# Provided passage
________________
Daily Archives: July 7, 2019

Putting poetry on the map

I have absolutely nothing to write about this week. I spent five years pursuing a PhD, determined it wouldn’t affect my poetry life. I submitted the work in May, including a collection of 100 poems, small proof that it actually enhanced my life in poetry. But this week I have nothing poetic to write about: unless you count that I’ve updated my desk calendar with a whole lot of upcoming writing/submitting deadlines, some of which I might even meet. Why this dearth? Because my week has been taken up with planning a holiday. I’m planning to take a notebook, my MacBook; I’m planning to fulfil some of those deadlines from some bummy sunbed in Corfu. Watch this space.

But for this week, nothing to report. Nada. So I’m going to tell you about a poetry project, Places of Poetry, which is aiming to fill the map of the England and Wales with poems.  https://www.placesofpoetry.org.uk

It’s the brainchild of poet Paul Farley and academic Andrew McRae and it’s based in the Universities of Exeter and Lancaster. You can find out all about the project on the Poetry Society website:

https://poetrysociety.org.uk/projects/the-places-of-poetry/

There are a variety of poetry residencies with activities and events planned throughout the country. A poet friend, Jo Bell, has a residency at the Big Pit National Coal Museum in Blaenavon later in the summer. She placed this Write Out Loud blog post on her FaceBook page, about the Places of Poetry project. I thought I’d share it:

https://www.writeoutloud.net/public/blogentry.php?blogentryid=92259&fbclid=IwAR2RE8Y14LC2w6QFXAjDRNyUxZzl2vcnf4CqPTuhBjvS-b1SSMW_Yd0j5Oc

The project is open to any poet, amateur or professional, who wishes to pin a poem to the map. It’s a great project. I was one of the eager early poem-pinners when I first heard of the project from my Poetry Society newsletter earlier this year. I posted an ‘alternative mother’ poem about the fens, where I grew up. I re-visited the map before I started to write this and it’s filling up with regional poems of all kinds, a fantastic resource. I found one from the new poet Laureate, Simon Armitage; I found a couple from fellow Stanza reps; I found poems from Rod Whitworth and Linda Goulden, members of my own stanza. I found poems from several poetry friends. I visited Wales and Anglesey and found poems in Welsh, poems in Welsh with English translation. Take a look for yourself. Visit your favourite haunts in a poetry binge. It really is a celebration. There are still huge swathes of the map available, so you might even want to pin a poem to the map yourself.
________________
# Aim a
Print the section of the poetry blog post between "Putting poetry on" and "Watch this space.", inclusive.

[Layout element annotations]
________________
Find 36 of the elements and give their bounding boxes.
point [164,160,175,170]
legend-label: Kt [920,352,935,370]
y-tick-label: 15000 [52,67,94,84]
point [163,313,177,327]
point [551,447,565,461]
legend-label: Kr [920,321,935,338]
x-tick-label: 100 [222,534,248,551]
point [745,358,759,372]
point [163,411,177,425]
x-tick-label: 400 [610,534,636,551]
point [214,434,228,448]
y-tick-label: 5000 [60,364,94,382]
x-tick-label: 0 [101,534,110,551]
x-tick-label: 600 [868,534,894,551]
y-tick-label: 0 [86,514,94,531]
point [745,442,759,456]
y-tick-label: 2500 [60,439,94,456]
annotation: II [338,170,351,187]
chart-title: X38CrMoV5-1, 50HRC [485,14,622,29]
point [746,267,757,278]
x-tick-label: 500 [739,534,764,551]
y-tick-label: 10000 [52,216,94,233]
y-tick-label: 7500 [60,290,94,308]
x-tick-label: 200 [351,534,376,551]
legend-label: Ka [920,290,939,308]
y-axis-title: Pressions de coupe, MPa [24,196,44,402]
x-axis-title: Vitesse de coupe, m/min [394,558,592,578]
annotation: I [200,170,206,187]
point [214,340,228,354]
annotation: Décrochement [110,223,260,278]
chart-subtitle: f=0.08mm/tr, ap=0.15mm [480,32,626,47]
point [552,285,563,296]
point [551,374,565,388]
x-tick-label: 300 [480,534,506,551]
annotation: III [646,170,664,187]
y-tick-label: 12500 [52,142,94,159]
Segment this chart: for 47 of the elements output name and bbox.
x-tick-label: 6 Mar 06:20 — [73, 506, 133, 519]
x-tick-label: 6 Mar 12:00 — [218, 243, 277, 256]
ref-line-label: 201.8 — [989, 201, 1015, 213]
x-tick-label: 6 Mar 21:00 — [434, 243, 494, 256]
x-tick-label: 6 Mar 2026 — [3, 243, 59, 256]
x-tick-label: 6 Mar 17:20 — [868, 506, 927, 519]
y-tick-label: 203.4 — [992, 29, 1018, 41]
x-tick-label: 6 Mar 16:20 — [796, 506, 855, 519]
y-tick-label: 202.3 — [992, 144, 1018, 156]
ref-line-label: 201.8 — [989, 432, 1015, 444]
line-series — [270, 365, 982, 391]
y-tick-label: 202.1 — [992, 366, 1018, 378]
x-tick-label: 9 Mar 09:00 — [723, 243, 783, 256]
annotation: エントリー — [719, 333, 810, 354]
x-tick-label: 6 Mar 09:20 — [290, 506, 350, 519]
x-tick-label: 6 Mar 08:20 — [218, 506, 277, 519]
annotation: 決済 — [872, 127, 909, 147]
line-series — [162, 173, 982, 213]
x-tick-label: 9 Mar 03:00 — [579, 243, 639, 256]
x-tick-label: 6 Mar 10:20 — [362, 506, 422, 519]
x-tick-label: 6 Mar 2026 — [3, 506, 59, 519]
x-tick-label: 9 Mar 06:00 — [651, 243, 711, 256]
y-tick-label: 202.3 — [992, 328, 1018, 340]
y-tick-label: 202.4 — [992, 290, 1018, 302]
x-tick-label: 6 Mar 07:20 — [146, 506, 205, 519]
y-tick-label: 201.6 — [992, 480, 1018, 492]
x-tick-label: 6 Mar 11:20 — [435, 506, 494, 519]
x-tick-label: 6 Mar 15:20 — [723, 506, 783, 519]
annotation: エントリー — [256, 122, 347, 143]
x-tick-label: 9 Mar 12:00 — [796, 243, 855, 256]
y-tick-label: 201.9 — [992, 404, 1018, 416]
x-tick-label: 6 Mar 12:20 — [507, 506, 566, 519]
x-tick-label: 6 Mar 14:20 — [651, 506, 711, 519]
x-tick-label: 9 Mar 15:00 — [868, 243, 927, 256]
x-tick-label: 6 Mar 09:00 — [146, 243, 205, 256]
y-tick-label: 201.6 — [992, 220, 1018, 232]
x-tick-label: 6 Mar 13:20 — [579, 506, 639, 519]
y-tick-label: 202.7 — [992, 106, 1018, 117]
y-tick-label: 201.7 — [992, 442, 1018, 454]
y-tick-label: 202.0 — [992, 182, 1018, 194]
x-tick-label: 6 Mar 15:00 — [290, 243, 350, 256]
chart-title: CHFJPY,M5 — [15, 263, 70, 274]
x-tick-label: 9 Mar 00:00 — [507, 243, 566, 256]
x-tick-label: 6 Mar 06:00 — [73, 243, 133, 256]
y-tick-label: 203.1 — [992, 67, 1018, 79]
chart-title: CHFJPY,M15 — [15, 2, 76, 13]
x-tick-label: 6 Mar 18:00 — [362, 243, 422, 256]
________________
# Aim b
Output the lines of the records from their first line through the line containing "point [745,442,759,456]", inclusive, and nothing else.

# Full response a
Putting poetry on the map

I have absolutely nothing to write about this week. I spent five years pursuing a PhD, determined it wouldn’t affect my poetry life. I submitted the work in May, including a collection of 100 poems, small proof that it actually enhanced my life in poetry. But this week I have nothing poetic to write about: unless you count that I’ve updated my desk calendar with a whole lot of upcoming writing/submitting deadlines, some of which I might even meet. Why this dearth? Because my week has been taken up with planning a holiday. I’m planning to take a notebook, my MacBook; I’m planning to fulfil some of those deadlines from some bummy sunbed in Corfu. Watch this space.

# Full response b
Find 36 of the elements and give their bounding boxes.
point [164,160,175,170]
legend-label: Kt [920,352,935,370]
y-tick-label: 15000 [52,67,94,84]
point [163,313,177,327]
point [551,447,565,461]
legend-label: Kr [920,321,935,338]
x-tick-label: 100 [222,534,248,551]
point [745,358,759,372]
point [163,411,177,425]
x-tick-label: 400 [610,534,636,551]
point [214,434,228,448]
y-tick-label: 5000 [60,364,94,382]
x-tick-label: 0 [101,534,110,551]
x-tick-label: 600 [868,534,894,551]
y-tick-label: 0 [86,514,94,531]
point [745,442,759,456]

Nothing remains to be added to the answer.